§ **Exercise**
Write out the whole listing again, exactly.

***** Data provided

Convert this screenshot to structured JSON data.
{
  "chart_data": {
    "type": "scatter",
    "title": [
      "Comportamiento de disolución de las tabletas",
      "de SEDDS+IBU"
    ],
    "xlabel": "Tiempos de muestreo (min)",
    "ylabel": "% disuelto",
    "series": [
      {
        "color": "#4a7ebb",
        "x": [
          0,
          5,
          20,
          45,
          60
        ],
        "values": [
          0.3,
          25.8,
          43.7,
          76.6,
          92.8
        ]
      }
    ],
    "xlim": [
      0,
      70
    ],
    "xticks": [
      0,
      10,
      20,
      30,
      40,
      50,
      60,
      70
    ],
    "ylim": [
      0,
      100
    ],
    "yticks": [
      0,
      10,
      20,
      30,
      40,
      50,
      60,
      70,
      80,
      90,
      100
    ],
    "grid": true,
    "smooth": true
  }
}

**********

§ **The output**
Convert this screenshot to structured JSON data.
{
  "chart_data": {
    "type": "scatter",
    "title": [
      "Comportamiento de disolución de las tabletas",
      "de SEDDS+IBU"
    ],
    "xlabel": "Tiempos de muestreo (min)",
    "ylabel": "% disuelto",
    "series": [
      {
        "color": "#4a7ebb",
        "x": [
          0,
          5,
          20,
          45,
          60
        ],
        "values": [
          0.3,
          25.8,
          43.7,
          76.6,
          92.8
        ]
      }
    ],
    "xlim": [
      0,
      70
    ],
    "xticks": [
      0,
      10,
      20,
      30,
      40,
      50,
      60,
      70
    ],
    "ylim": [
      0,
      100
    ],
    "yticks": [
      0,
      10,
      20,
      30,
      40,
      50,
      60,
      70,
      80,
      90,
      100
    ],
    "grid": true,
    "smooth": true
  }
}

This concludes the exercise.